──────── RECORDS PROVIDED ────────

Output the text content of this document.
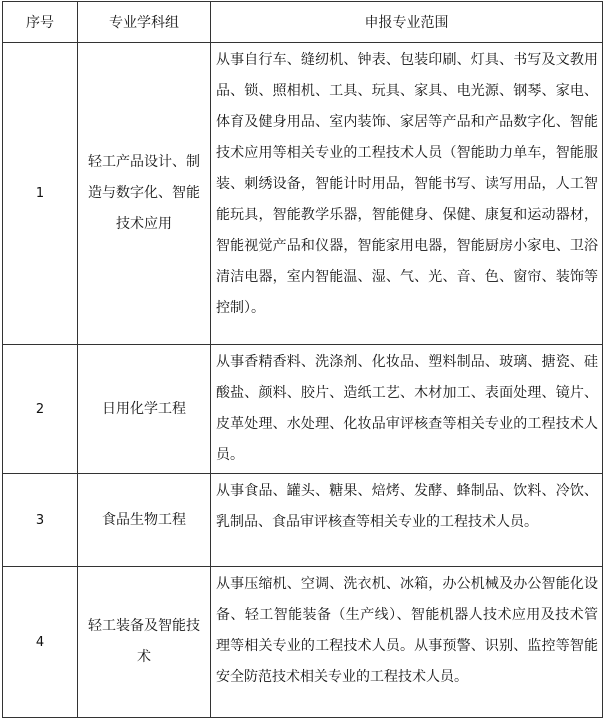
序号	专业学科组	申报专业范围
1	轻工产品设计、制造与数字化、智能技术应用	从事自行车、缝纫机、钟表、包装印刷、灯具、书写及文教用品、锁、照相机、工具、玩具、家具、电光源、钢琴、家电、体育及健身用品、室内装饰、家居等产品和产品数字化、智能技术应用等相关专业的工程技术人员（智能助力单车，智能服装、刺绣设备，智能计时用品，智能书写、读写用品，人工智能玩具，智能教学乐器，智能健身、保健、康复和运动器材，智能视觉产品和仪器，智能家用电器，智能厨房小家电、卫浴清洁电器，室内智能温、湿、气、光、音、色、窗帘、装饰等控制）。
2	日用化学工程	从事香精香料、洗涤剂、化妆品、塑料制品、玻璃、搪瓷、硅酸盐、颜料、胶片、造纸工艺、木材加工、表面处理、镜片、皮革处理、水处理、化妆品审评核查等相关专业的工程技术人员。
3	食品生物工程	从事食品、罐头、糖果、焙烤、发酵、蜂制品、饮料、冷饮、乳制品、食品审评核查等相关专业的工程技术人员。
4	轻工装备及智能技术	从事压缩机、空调、洗衣机、冰箱，办公机械及办公智能化设备、轻工智能装备（生产线）、智能机器人技术应用及技术管理等相关专业的工程技术人员。从事预警、识别、监控等智能安全防范技术相关专业的工程技术人员。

────────

• [OBJECTIVE]: Transcribe the material exactly, keeping every word and none of the pictures.

• [SOLUTION TO THE PROBLEM]:
Output the text content of this document.
序号	专业学科组	申报专业范围
1	轻工产品设计、制造与数字化、智能技术应用	从事自行车、缝纫机、钟表、包装印刷、灯具、书写及文教用品、锁、照相机、工具、玩具、家具、电光源、钢琴、家电、体育及健身用品、室内装饰、家居等产品和产品数字化、智能技术应用等相关专业的工程技术人员（智能助力单车，智能服装、刺绣设备，智能计时用品，智能书写、读写用品，人工智能玩具，智能教学乐器，智能健身、保健、康复和运动器材，智能视觉产品和仪器，智能家用电器，智能厨房小家电、卫浴清洁电器，室内智能温、湿、气、光、音、色、窗帘、装饰等控制）。
2	日用化学工程	从事香精香料、洗涤剂、化妆品、塑料制品、玻璃、搪瓷、硅酸盐、颜料、胶片、造纸工艺、木材加工、表面处理、镜片、皮革处理、水处理、化妆品审评核查等相关专业的工程技术人员。
3	食品生物工程	从事食品、罐头、糖果、焙烤、发酵、蜂制品、饮料、冷饮、乳制品、食品审评核查等相关专业的工程技术人员。
4	轻工装备及智能技术	从事压缩机、空调、洗衣机、冰箱，办公机械及办公智能化设备、轻工智能装备（生产线）、智能机器人技术应用及技术管理等相关专业的工程技术人员。从事预警、识别、监控等智能安全防范技术相关专业的工程技术人员。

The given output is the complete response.